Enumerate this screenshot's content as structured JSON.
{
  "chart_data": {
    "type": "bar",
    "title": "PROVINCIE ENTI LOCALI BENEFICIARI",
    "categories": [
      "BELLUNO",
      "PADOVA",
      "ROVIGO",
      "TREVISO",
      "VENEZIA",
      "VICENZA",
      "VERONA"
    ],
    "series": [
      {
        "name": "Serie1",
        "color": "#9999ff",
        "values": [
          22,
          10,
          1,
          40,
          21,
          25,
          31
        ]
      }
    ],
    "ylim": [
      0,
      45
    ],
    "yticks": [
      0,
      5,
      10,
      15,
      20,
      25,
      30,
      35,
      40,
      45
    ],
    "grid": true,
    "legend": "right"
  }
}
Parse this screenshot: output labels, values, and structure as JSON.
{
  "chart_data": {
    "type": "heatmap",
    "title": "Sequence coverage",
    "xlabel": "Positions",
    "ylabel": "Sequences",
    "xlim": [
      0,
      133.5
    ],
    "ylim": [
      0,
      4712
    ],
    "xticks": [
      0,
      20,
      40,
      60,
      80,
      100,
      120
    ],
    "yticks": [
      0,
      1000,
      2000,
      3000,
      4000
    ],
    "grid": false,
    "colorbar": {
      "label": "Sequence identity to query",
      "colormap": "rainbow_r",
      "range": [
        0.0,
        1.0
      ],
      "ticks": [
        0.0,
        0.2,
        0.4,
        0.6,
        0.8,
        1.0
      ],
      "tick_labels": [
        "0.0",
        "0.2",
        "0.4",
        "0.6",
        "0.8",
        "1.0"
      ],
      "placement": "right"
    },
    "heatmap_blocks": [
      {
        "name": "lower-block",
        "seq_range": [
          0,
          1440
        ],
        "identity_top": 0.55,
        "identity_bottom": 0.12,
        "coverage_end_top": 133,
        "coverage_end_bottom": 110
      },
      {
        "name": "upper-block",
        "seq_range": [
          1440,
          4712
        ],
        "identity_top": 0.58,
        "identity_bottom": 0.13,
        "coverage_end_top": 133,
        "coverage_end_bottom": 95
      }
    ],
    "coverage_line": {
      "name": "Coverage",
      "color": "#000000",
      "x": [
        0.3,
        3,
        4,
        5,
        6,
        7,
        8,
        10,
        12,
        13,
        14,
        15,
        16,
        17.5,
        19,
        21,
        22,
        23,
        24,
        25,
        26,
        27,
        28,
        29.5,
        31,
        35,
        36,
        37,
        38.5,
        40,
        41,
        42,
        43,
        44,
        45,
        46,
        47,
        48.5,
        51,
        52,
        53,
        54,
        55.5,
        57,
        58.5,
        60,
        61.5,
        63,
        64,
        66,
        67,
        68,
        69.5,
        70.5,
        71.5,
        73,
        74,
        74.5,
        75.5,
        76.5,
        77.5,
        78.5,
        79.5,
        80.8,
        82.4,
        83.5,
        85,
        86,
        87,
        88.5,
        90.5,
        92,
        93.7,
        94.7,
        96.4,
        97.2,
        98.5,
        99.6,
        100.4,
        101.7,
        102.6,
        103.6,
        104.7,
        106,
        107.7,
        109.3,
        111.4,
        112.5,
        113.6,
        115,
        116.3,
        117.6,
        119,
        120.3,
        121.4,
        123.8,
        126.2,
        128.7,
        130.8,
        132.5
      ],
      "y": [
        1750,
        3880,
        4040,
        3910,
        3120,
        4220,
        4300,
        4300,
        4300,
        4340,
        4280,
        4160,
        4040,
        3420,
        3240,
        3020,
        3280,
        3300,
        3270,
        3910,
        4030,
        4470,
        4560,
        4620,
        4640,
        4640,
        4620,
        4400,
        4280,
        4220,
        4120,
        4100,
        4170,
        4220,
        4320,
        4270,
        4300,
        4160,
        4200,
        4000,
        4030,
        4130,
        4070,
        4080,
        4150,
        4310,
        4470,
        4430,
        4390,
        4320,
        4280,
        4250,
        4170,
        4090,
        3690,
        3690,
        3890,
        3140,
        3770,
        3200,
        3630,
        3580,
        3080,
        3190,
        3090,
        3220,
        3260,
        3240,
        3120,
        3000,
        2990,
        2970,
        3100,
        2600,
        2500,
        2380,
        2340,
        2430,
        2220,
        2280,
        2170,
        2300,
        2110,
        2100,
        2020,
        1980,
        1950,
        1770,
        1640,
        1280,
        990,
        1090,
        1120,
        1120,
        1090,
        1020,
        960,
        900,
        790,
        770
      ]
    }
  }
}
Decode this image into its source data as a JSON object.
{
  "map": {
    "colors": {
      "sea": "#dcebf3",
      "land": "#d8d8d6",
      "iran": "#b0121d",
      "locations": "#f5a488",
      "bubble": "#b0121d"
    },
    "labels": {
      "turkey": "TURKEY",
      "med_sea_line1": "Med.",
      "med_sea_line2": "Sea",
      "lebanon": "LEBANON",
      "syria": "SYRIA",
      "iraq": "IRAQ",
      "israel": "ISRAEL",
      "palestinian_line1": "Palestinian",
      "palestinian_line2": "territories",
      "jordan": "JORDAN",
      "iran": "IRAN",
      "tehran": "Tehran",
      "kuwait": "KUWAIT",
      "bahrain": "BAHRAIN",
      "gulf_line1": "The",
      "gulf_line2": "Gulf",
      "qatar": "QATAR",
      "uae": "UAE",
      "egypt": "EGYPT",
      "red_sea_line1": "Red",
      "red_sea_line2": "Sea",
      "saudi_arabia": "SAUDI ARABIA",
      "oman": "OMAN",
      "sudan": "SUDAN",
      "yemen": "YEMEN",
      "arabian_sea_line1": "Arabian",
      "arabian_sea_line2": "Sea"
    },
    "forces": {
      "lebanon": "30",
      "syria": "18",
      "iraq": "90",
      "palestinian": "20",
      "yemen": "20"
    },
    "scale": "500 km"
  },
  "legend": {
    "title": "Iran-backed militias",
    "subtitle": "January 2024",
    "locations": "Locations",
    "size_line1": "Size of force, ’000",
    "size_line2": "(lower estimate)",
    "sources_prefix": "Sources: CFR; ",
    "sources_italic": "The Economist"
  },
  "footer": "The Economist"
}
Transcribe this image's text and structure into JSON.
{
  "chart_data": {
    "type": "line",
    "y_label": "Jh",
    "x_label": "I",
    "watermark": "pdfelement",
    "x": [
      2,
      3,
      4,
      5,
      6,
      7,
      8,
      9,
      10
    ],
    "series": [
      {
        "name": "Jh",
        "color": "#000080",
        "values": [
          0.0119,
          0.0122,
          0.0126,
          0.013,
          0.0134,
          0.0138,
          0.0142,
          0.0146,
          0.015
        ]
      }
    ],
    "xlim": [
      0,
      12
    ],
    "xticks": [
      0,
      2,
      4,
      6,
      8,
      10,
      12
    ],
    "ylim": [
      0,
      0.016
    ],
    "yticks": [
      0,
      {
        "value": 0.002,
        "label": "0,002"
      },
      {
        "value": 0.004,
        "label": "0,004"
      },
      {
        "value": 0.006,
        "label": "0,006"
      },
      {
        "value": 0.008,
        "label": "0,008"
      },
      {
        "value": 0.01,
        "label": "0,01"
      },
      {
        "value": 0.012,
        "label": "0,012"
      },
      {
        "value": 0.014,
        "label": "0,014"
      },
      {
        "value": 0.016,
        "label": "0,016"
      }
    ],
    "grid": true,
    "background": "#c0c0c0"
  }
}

* PROBLEM REQUIREMENTS:
From the data above, work out how many lines contain the string "this" and reply with only the number.

* FINAL ANSWER:
4